• Directions for this task: In the entries below, count each line holding the word "dans". Answer with the total alone.

(Data entries)
────
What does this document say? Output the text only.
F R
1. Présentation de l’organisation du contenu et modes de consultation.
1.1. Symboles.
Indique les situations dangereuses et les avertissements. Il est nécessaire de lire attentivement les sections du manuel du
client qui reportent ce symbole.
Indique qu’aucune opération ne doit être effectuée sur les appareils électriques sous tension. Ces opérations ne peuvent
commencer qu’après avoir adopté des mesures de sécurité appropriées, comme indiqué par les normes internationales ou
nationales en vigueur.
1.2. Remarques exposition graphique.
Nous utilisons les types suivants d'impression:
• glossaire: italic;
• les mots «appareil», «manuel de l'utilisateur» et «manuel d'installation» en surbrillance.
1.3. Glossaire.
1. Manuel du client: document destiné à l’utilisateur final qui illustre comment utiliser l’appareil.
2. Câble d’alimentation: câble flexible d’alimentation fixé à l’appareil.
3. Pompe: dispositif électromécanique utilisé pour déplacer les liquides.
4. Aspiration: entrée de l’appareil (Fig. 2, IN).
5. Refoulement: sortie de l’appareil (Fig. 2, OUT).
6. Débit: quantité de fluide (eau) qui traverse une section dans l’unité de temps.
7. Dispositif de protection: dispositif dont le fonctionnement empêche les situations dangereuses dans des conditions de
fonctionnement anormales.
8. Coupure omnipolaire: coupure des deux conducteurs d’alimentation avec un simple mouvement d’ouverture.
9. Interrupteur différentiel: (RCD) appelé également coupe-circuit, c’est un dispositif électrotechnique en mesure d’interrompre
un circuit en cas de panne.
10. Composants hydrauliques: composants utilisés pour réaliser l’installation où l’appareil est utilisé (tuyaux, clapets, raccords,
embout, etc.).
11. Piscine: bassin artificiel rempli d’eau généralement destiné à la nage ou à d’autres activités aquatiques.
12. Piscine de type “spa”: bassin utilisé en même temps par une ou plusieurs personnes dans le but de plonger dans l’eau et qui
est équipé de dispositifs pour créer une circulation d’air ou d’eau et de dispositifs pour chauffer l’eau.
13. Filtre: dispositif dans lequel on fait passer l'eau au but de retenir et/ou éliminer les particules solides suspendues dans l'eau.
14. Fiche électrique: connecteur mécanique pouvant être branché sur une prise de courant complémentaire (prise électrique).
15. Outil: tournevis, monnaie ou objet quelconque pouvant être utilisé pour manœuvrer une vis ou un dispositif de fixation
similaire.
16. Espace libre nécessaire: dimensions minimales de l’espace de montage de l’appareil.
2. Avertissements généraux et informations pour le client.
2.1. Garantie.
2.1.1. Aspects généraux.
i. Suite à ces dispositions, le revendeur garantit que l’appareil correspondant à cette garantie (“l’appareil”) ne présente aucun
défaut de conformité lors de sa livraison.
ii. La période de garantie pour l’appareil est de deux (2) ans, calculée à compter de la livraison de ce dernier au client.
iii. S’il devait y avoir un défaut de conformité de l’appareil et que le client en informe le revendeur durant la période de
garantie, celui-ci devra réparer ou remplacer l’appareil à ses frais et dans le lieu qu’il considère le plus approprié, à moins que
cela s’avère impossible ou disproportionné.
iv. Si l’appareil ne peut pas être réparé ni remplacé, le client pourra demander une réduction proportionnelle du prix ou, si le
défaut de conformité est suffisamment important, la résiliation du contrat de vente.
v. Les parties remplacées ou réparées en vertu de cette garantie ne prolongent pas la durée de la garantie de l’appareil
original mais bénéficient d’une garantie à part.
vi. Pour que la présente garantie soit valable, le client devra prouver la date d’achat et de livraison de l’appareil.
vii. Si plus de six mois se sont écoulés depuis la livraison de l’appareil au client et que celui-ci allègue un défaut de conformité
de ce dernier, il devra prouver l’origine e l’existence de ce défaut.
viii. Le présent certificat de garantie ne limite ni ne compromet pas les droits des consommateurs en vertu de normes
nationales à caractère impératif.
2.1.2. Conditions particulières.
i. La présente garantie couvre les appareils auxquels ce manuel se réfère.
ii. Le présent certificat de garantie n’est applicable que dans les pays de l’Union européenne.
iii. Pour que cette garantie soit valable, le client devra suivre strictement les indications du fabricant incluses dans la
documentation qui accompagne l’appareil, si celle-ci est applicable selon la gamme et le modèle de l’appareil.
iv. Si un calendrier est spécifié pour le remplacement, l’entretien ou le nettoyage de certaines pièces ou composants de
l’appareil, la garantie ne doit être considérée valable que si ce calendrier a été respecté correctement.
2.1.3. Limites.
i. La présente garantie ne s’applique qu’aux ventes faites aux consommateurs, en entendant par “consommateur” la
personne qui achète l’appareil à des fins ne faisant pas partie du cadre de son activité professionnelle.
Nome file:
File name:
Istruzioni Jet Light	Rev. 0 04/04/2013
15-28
────
• The answer: 7